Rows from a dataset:
• • •
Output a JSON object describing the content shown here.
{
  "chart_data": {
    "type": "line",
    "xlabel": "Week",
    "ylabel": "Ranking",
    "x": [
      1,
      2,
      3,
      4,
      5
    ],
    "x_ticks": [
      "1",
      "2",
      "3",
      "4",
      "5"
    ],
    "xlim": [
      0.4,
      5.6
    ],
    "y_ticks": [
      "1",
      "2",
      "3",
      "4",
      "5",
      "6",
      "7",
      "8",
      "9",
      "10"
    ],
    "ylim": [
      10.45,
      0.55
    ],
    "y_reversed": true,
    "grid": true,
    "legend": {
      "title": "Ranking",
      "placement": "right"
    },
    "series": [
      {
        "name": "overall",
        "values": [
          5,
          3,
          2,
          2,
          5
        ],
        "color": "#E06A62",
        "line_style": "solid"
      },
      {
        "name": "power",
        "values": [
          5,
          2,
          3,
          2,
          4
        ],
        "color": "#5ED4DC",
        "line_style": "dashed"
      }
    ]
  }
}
• • •
What is asked:
Extract the full set of entries word for word.

Solution to this exercise:
Output a JSON object describing the content shown here.
{
  "chart_data": {
    "type": "line",
    "xlabel": "Week",
    "ylabel": "Ranking",
    "x": [
      1,
      2,
      3,
      4,
      5
    ],
    "x_ticks": [
      "1",
      "2",
      "3",
      "4",
      "5"
    ],
    "xlim": [
      0.4,
      5.6
    ],
    "y_ticks": [
      "1",
      "2",
      "3",
      "4",
      "5",
      "6",
      "7",
      "8",
      "9",
      "10"
    ],
    "ylim": [
      10.45,
      0.55
    ],
    "y_reversed": true,
    "grid": true,
    "legend": {
      "title": "Ranking",
      "placement": "right"
    },
    "series": [
      {
        "name": "overall",
        "values": [
          5,
          3,
          2,
          2,
          5
        ],
        "color": "#E06A62",
        "line_style": "solid"
      },
      {
        "name": "power",
        "values": [
          5,
          2,
          3,
          2,
          4
        ],
        "color": "#5ED4DC",
        "line_style": "dashed"
      }
    ]
  }
}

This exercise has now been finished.